**To be done**: Copy nothing before the line that contains "Give me the"; from there, transcribe each line exactly through the end of the material, omitting pictures.
◆ ◆ ◆ ◆ ◆ ◆ ◆
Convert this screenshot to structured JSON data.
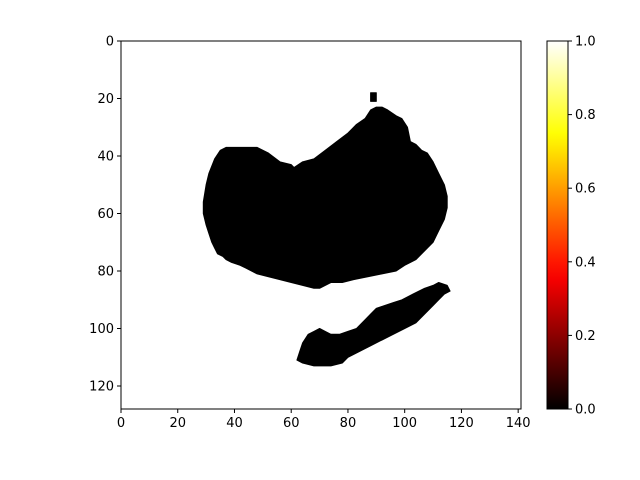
{
  "chart_data": {
    "type": "heatmap",
    "title": "",
    "xlabel": "",
    "ylabel": "",
    "image_shape": [
      128,
      141
    ],
    "xlim": [
      0,
      141
    ],
    "ylim": [
      128,
      0
    ],
    "x_ticks": [
      0,
      20,
      40,
      60,
      80,
      100,
      120,
      140
    ],
    "y_ticks": [
      0,
      20,
      40,
      60,
      80,
      100,
      120
    ],
    "x_tick_labels": [
      "0",
      "20",
      "40",
      "60",
      "80",
      "100",
      "120",
      "140"
    ],
    "y_tick_labels": [
      "0",
      "20",
      "40",
      "60",
      "80",
      "100",
      "120"
    ],
    "colormap": "hot",
    "colormap_stops": [
      "#000000",
      "#e60000",
      "#ff2e00",
      "#ffd200",
      "#ffff00",
      "#ffffff"
    ],
    "value_range": [
      0,
      1
    ],
    "background_value": 1.0,
    "region_value": 0.0,
    "colorbar": {
      "ticks": [
        0.0,
        0.2,
        0.4,
        0.6,
        0.8,
        1.0
      ],
      "tick_labels": [
        "0.0",
        "0.2",
        "0.4",
        "0.6",
        "0.8",
        "1.0"
      ]
    },
    "regions": [
      {
        "name": "upper blob",
        "value": 0.0,
        "outline": [
          [
            29,
            56
          ],
          [
            30,
            50
          ],
          [
            31,
            46
          ],
          [
            33,
            41
          ],
          [
            35,
            38
          ],
          [
            37,
            37
          ],
          [
            42,
            37
          ],
          [
            48,
            37
          ],
          [
            52,
            39
          ],
          [
            56,
            42
          ],
          [
            60,
            43
          ],
          [
            61,
            44
          ],
          [
            64,
            42
          ],
          [
            68,
            41
          ],
          [
            72,
            38
          ],
          [
            76,
            35
          ],
          [
            80,
            32
          ],
          [
            83,
            29
          ],
          [
            86,
            27
          ],
          [
            88,
            24
          ],
          [
            90,
            23
          ],
          [
            92,
            23
          ],
          [
            94,
            24
          ],
          [
            97,
            26
          ],
          [
            99,
            27
          ],
          [
            101,
            30
          ],
          [
            102,
            35
          ],
          [
            104,
            36
          ],
          [
            106,
            38
          ],
          [
            108,
            39
          ],
          [
            110,
            42
          ],
          [
            112,
            46
          ],
          [
            114,
            50
          ],
          [
            115,
            54
          ],
          [
            115,
            58
          ],
          [
            114,
            62
          ],
          [
            112,
            66
          ],
          [
            110,
            70
          ],
          [
            108,
            72
          ],
          [
            106,
            74
          ],
          [
            104,
            76
          ],
          [
            102,
            77
          ],
          [
            100,
            78
          ],
          [
            97,
            80
          ],
          [
            92,
            81
          ],
          [
            87,
            82
          ],
          [
            82,
            83
          ],
          [
            78,
            84
          ],
          [
            74,
            84
          ],
          [
            70,
            86
          ],
          [
            68,
            86
          ],
          [
            64,
            85
          ],
          [
            60,
            84
          ],
          [
            56,
            83
          ],
          [
            52,
            82
          ],
          [
            48,
            81
          ],
          [
            44,
            79
          ],
          [
            42,
            78
          ],
          [
            39,
            77
          ],
          [
            37,
            76
          ],
          [
            36,
            75
          ],
          [
            34,
            74
          ],
          [
            33,
            72
          ],
          [
            32,
            70
          ],
          [
            31,
            67
          ],
          [
            30,
            64
          ],
          [
            29,
            60
          ]
        ]
      },
      {
        "name": "fleck",
        "value": 0.0,
        "outline": [
          [
            88,
            18
          ],
          [
            90,
            18
          ],
          [
            90,
            21
          ],
          [
            88,
            21
          ]
        ]
      },
      {
        "name": "lower blob",
        "value": 0.0,
        "outline": [
          [
            63,
            108
          ],
          [
            64,
            105
          ],
          [
            66,
            102
          ],
          [
            68,
            101
          ],
          [
            70,
            100
          ],
          [
            72,
            101
          ],
          [
            74,
            102
          ],
          [
            77,
            102
          ],
          [
            80,
            101
          ],
          [
            83,
            100
          ],
          [
            86,
            97
          ],
          [
            88,
            95
          ],
          [
            90,
            93
          ],
          [
            93,
            92
          ],
          [
            96,
            91
          ],
          [
            99,
            90
          ],
          [
            103,
            88
          ],
          [
            107,
            86
          ],
          [
            110,
            85
          ],
          [
            112,
            84
          ],
          [
            115,
            85
          ],
          [
            116,
            87
          ],
          [
            114,
            88
          ],
          [
            112,
            90
          ],
          [
            110,
            92
          ],
          [
            108,
            94
          ],
          [
            106,
            96
          ],
          [
            104,
            98
          ],
          [
            100,
            100
          ],
          [
            96,
            102
          ],
          [
            92,
            104
          ],
          [
            88,
            106
          ],
          [
            84,
            108
          ],
          [
            80,
            110
          ],
          [
            78,
            112
          ],
          [
            74,
            113
          ],
          [
            68,
            113
          ],
          [
            64,
            112
          ],
          [
            62,
            111
          ]
        ]
      }
    ]
  }
}
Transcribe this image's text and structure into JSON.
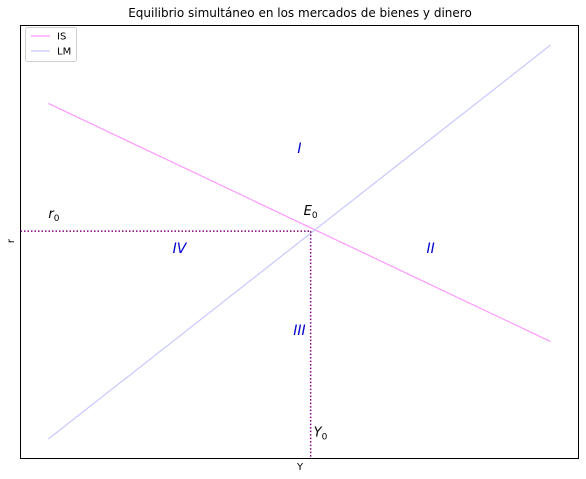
{
  "chart_data": {
    "type": "line",
    "title": "Equilibrio simultáneo en los mercados de bienes y dinero",
    "xlabel": "Y",
    "ylabel": "r",
    "xlim": [
      0,
      100
    ],
    "ylim": [
      0,
      100
    ],
    "grid": false,
    "ticks_visible": false,
    "legend": {
      "position": "top-left",
      "entries": [
        "IS",
        "LM"
      ]
    },
    "series": [
      {
        "name": "IS",
        "color": "#ff99ff",
        "x": [
          5,
          95
        ],
        "y": [
          82,
          27
        ]
      },
      {
        "name": "LM",
        "color": "#c8c8ff",
        "x": [
          5,
          95
        ],
        "y": [
          4.5,
          95.5
        ]
      }
    ],
    "equilibrium": {
      "label_main": "E",
      "label_sub": "0",
      "x": 52,
      "y": 52.5,
      "guide_color": "#800080"
    },
    "axis_markers": {
      "r_main": "r",
      "r_sub": "0",
      "y_main": "Y",
      "y_sub": "0"
    },
    "regions": [
      {
        "label": "I",
        "x": 50,
        "y": 70.5
      },
      {
        "label": "II",
        "x": 73.5,
        "y": 47.5
      },
      {
        "label": "III",
        "x": 50,
        "y": 28.5
      },
      {
        "label": "IV",
        "x": 28.5,
        "y": 47.5
      }
    ]
  }
}
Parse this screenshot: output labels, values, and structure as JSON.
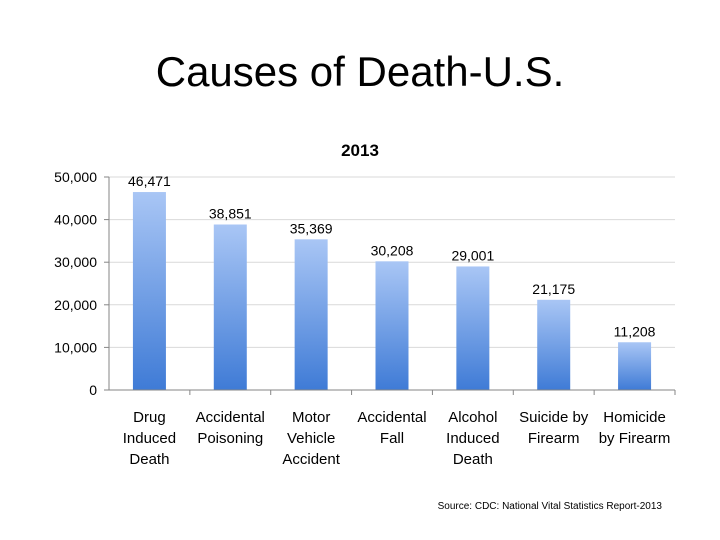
{
  "slide": {
    "title": "Causes of Death-U.S."
  },
  "source": "Source: CDC: National Vital Statistics Report-2013",
  "colors": {
    "bar_top": "#a9c6f5",
    "bar_bottom": "#3f7bd6",
    "axis": "#868686",
    "grid": "#d9d9d9"
  },
  "chart_data": {
    "type": "bar",
    "title": "2013",
    "xlabel": "",
    "ylabel": "",
    "ylim": [
      0,
      50000
    ],
    "yticks": [
      0,
      10000,
      20000,
      30000,
      40000,
      50000
    ],
    "ytick_labels": [
      "0",
      "10,000",
      "20,000",
      "30,000",
      "40,000",
      "50,000"
    ],
    "grid": true,
    "categories": [
      [
        "Drug",
        "Induced",
        "Death"
      ],
      [
        "Accidental",
        "Poisoning"
      ],
      [
        "Motor",
        "Vehicle",
        "Accident"
      ],
      [
        "Accidental",
        "Fall"
      ],
      [
        "Alcohol",
        "Induced",
        "Death"
      ],
      [
        "Suicide by",
        "Firearm"
      ],
      [
        "Homicide",
        "by Firearm"
      ]
    ],
    "values": [
      46471,
      38851,
      35369,
      30208,
      29001,
      21175,
      11208
    ],
    "data_labels": [
      "46,471",
      "38,851",
      "35,369",
      "30,208",
      "29,001",
      "21,175",
      "11,208"
    ]
  }
}
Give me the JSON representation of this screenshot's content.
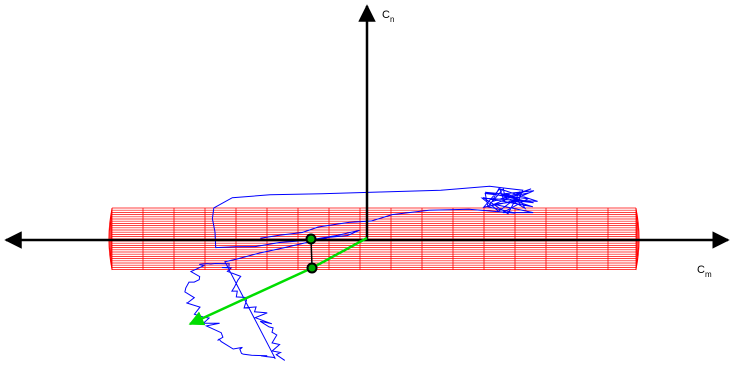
{
  "labels": {
    "vertical_axis": {
      "main": "C",
      "sub": "n"
    },
    "horizontal_axis": {
      "main": "C",
      "sub": "m"
    }
  },
  "colors": {
    "axes": "#000000",
    "cylinder": "#ff0000",
    "trajectory": "#0000ff",
    "vector": "#00dd00",
    "marker_fill": "#00aa00",
    "marker_stroke": "#000000"
  }
}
◆ ◆ ◆ ◆ ◆ ◆ ◆
**The response**:
Give me the JSON representation of this screenshot's content.
{
  "labels": {
    "vertical_axis": {
      "main": "C",
      "sub": "n"
    },
    "horizontal_axis": {
      "main": "C",
      "sub": "m"
    }
  },
  "colors": {
    "axes": "#000000",
    "cylinder": "#ff0000",
    "trajectory": "#0000ff",
    "vector": "#00dd00",
    "marker_fill": "#00aa00",
    "marker_stroke": "#000000"
  }
}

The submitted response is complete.